◆ Your task: Wherever the word "with" appears in the entries, copy the whole line.
** Start of Task inputs **
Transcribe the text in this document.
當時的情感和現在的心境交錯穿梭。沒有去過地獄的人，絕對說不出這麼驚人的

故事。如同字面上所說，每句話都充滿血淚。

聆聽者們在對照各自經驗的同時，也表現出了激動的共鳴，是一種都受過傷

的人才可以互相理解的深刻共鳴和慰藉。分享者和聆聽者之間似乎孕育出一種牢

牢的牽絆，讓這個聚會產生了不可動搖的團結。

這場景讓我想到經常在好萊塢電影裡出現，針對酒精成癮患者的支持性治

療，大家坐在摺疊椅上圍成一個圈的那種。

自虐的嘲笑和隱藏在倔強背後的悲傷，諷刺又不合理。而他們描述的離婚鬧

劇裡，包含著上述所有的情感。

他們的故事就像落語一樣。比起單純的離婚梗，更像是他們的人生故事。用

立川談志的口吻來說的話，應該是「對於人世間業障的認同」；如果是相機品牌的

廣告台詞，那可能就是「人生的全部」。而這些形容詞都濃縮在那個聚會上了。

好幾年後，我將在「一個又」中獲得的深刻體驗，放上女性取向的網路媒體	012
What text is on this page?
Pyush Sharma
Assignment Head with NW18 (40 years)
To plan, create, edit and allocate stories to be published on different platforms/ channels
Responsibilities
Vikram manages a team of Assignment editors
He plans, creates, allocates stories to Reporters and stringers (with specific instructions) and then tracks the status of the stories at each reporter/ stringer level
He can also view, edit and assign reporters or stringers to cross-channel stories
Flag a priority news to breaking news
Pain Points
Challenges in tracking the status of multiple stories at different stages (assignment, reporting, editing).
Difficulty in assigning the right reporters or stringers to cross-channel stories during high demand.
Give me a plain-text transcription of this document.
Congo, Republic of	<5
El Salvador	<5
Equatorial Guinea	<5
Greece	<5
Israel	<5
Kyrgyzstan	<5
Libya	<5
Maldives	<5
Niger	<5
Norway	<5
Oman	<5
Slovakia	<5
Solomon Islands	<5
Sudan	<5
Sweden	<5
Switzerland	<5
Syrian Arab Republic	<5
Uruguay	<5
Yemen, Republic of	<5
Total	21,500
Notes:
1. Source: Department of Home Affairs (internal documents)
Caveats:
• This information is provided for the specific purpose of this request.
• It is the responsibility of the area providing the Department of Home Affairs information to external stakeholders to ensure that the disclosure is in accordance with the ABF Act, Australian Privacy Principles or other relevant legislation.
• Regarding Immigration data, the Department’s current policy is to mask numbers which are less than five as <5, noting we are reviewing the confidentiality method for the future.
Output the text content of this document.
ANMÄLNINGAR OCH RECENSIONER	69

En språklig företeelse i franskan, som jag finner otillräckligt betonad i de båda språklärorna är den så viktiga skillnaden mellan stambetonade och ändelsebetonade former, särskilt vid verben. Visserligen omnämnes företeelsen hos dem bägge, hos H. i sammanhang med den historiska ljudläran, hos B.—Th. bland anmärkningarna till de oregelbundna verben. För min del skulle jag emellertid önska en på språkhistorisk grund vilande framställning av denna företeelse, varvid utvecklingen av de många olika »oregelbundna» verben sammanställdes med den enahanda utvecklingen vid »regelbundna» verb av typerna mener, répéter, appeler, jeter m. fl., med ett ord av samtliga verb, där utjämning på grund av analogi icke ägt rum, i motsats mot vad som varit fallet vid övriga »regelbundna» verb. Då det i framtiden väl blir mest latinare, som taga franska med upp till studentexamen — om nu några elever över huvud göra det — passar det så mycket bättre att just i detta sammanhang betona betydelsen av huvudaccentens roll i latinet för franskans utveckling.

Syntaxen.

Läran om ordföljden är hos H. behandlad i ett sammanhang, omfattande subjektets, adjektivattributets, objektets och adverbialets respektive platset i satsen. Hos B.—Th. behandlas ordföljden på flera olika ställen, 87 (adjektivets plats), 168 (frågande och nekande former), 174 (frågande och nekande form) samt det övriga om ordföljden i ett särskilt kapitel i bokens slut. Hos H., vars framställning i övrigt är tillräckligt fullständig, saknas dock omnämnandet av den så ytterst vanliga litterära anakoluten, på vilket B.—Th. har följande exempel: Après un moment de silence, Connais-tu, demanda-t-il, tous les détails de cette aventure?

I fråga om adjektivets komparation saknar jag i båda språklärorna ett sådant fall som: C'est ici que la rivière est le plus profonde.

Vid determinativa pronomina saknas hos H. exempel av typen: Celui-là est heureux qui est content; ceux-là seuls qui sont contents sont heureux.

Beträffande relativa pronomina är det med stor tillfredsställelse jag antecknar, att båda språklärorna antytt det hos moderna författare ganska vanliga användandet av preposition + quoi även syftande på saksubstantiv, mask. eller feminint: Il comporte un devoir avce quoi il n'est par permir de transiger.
** End of Task inputs **
◆ Task output:
Assignment Head with NW18 (40 years)
He plans, creates, allocates stories to Reporters and stringers (with specific instructions) and then tracks the status of the stories at each reporter/ stringer level
• It is the responsibility of the area providing the Department of Home Affairs information to external stakeholders to ensure that the disclosure is in accordance with the ABF Act, Australian Privacy Principles or other relevant legislation.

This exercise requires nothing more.